Source data
..........
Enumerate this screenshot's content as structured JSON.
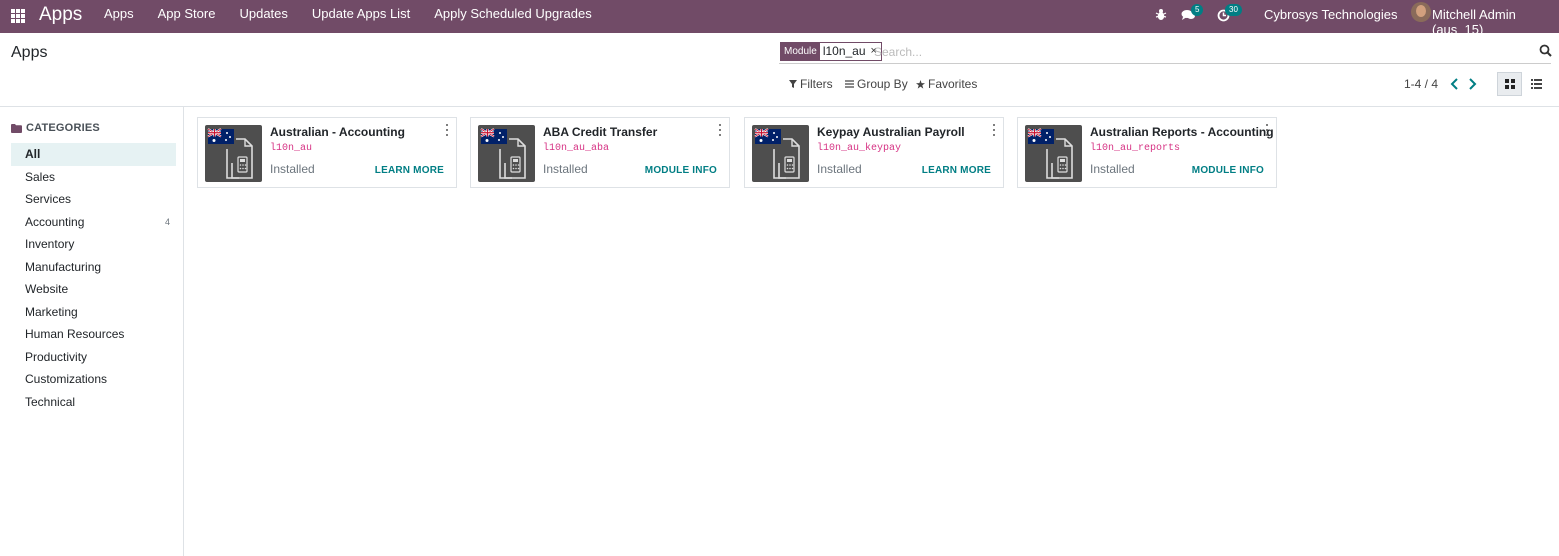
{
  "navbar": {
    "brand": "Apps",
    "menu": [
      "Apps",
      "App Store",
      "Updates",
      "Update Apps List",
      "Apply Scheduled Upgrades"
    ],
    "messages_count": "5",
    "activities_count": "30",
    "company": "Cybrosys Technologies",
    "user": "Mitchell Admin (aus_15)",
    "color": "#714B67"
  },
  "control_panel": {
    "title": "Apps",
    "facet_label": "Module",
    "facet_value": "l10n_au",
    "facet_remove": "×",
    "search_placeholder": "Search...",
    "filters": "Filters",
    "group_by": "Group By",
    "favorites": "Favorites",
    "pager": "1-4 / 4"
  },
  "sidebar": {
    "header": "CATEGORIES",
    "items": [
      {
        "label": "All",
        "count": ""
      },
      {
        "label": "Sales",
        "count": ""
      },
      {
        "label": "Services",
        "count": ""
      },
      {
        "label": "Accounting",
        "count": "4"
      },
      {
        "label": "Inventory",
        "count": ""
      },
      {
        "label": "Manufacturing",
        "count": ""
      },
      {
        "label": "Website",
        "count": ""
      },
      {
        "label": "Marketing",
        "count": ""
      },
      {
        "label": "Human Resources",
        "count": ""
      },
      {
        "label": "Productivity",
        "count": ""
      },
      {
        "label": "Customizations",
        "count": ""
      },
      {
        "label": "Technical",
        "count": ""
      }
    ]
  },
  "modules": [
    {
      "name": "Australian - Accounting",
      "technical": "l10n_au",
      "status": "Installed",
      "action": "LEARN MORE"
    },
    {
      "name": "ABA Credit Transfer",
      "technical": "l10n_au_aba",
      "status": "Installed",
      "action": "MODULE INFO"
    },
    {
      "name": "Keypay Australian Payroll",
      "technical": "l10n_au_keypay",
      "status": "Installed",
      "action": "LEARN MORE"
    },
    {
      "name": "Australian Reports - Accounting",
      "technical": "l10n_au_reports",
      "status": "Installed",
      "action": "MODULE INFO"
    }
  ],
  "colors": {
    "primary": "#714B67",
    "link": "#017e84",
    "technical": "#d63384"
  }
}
..........
> **Task prompt**
Give every record again exactly, apart from the pictures, which stay out.

> **Task result**
Enumerate this screenshot's content as structured JSON.
{
  "navbar": {
    "brand": "Apps",
    "menu": [
      "Apps",
      "App Store",
      "Updates",
      "Update Apps List",
      "Apply Scheduled Upgrades"
    ],
    "messages_count": "5",
    "activities_count": "30",
    "company": "Cybrosys Technologies",
    "user": "Mitchell Admin (aus_15)",
    "color": "#714B67"
  },
  "control_panel": {
    "title": "Apps",
    "facet_label": "Module",
    "facet_value": "l10n_au",
    "facet_remove": "×",
    "search_placeholder": "Search...",
    "filters": "Filters",
    "group_by": "Group By",
    "favorites": "Favorites",
    "pager": "1-4 / 4"
  },
  "sidebar": {
    "header": "CATEGORIES",
    "items": [
      {
        "label": "All",
        "count": ""
      },
      {
        "label": "Sales",
        "count": ""
      },
      {
        "label": "Services",
        "count": ""
      },
      {
        "label": "Accounting",
        "count": "4"
      },
      {
        "label": "Inventory",
        "count": ""
      },
      {
        "label": "Manufacturing",
        "count": ""
      },
      {
        "label": "Website",
        "count": ""
      },
      {
        "label": "Marketing",
        "count": ""
      },
      {
        "label": "Human Resources",
        "count": ""
      },
      {
        "label": "Productivity",
        "count": ""
      },
      {
        "label": "Customizations",
        "count": ""
      },
      {
        "label": "Technical",
        "count": ""
      }
    ]
  },
  "modules": [
    {
      "name": "Australian - Accounting",
      "technical": "l10n_au",
      "status": "Installed",
      "action": "LEARN MORE"
    },
    {
      "name": "ABA Credit Transfer",
      "technical": "l10n_au_aba",
      "status": "Installed",
      "action": "MODULE INFO"
    },
    {
      "name": "Keypay Australian Payroll",
      "technical": "l10n_au_keypay",
      "status": "Installed",
      "action": "LEARN MORE"
    },
    {
      "name": "Australian Reports - Accounting",
      "technical": "l10n_au_reports",
      "status": "Installed",
      "action": "MODULE INFO"
    }
  ],
  "colors": {
    "primary": "#714B67",
    "link": "#017e84",
    "technical": "#d63384"
  }
}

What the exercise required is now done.